= DATA LISTING =

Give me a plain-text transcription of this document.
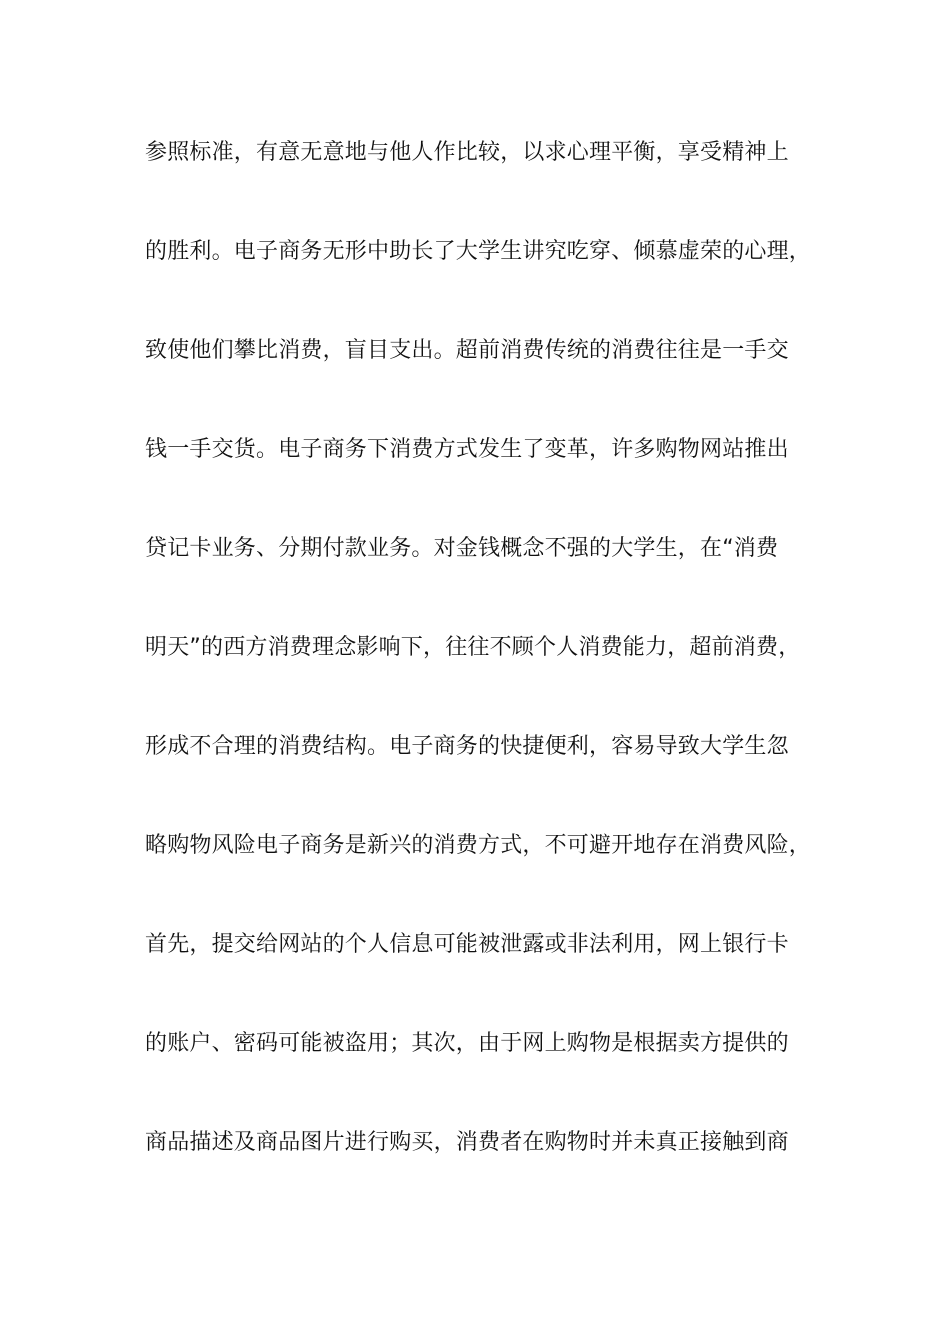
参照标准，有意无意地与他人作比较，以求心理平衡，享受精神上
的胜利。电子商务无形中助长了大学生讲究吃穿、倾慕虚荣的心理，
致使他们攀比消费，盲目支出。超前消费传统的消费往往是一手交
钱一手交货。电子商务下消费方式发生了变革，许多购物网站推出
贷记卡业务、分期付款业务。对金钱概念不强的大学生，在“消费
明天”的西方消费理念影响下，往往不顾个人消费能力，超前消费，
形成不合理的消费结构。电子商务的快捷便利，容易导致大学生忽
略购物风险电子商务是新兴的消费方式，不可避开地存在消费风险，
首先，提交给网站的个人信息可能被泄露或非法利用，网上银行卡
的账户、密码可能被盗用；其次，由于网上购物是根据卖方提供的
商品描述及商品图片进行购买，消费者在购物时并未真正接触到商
==
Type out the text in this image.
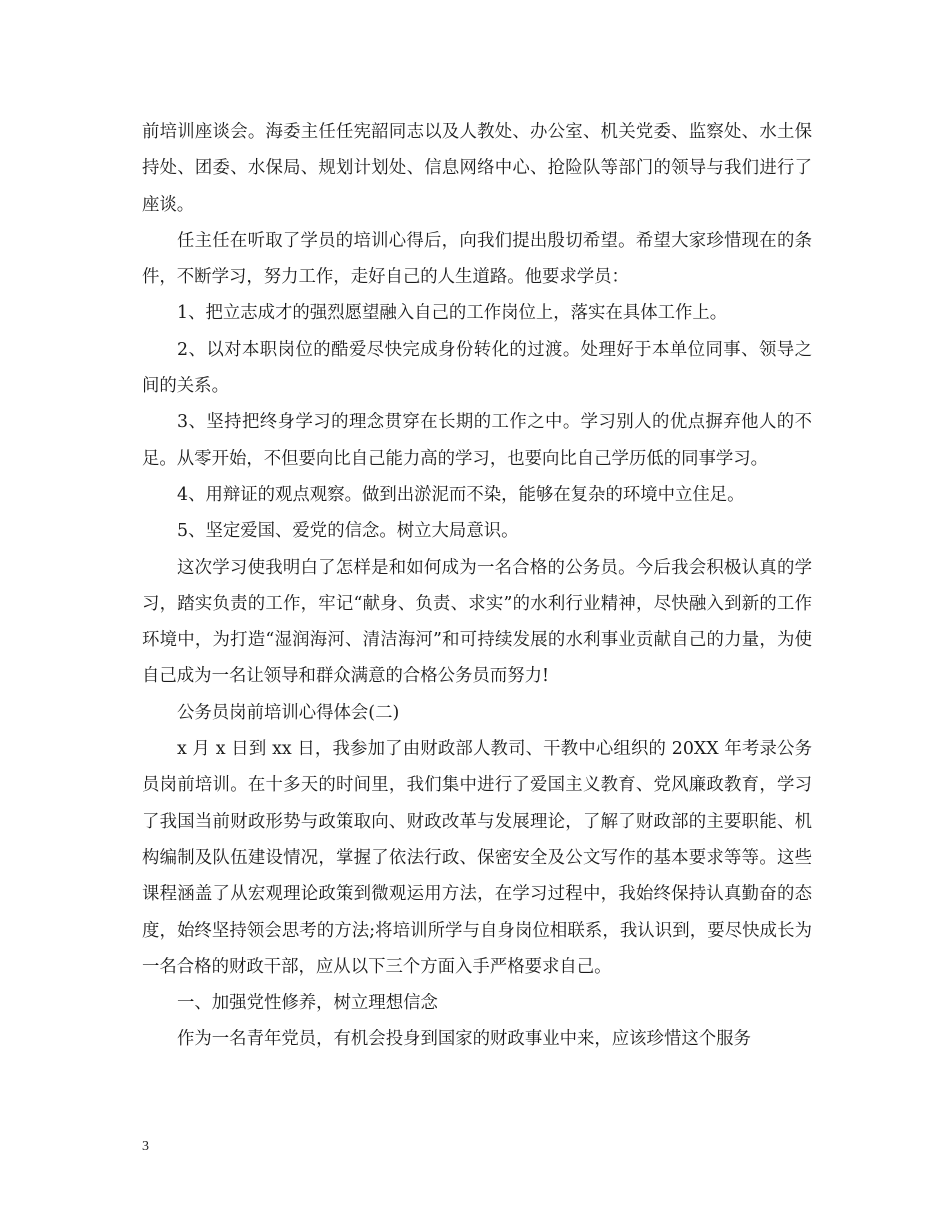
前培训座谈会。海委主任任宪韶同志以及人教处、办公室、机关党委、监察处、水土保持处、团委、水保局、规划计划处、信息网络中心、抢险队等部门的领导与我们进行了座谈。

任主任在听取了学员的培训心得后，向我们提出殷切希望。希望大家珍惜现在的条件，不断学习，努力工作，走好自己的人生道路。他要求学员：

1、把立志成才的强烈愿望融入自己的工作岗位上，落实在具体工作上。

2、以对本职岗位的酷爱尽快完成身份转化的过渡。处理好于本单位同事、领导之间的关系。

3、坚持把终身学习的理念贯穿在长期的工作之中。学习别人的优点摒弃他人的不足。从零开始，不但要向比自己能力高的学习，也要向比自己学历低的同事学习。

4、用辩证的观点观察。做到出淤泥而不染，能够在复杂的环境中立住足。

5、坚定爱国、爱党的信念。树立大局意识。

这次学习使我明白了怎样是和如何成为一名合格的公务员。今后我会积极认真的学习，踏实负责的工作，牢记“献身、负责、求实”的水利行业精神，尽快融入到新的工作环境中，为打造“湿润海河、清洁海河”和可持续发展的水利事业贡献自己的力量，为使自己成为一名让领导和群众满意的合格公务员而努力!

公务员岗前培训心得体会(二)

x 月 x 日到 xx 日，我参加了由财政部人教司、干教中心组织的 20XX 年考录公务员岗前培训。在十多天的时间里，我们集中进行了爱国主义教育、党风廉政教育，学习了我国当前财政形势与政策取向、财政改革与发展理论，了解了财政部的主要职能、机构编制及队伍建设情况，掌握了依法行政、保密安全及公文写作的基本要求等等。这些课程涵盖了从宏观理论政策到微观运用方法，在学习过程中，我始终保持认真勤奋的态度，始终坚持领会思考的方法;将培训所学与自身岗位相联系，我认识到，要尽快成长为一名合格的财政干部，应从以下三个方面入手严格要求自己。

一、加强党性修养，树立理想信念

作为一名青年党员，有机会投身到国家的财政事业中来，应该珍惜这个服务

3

= TASK OBJECTIVE =
From the material above, copy each line that includes the word "text".

= SOLUTION TO THE PROBLEM =
Give me a plain-text transcription of this document.
Type out the text in this image.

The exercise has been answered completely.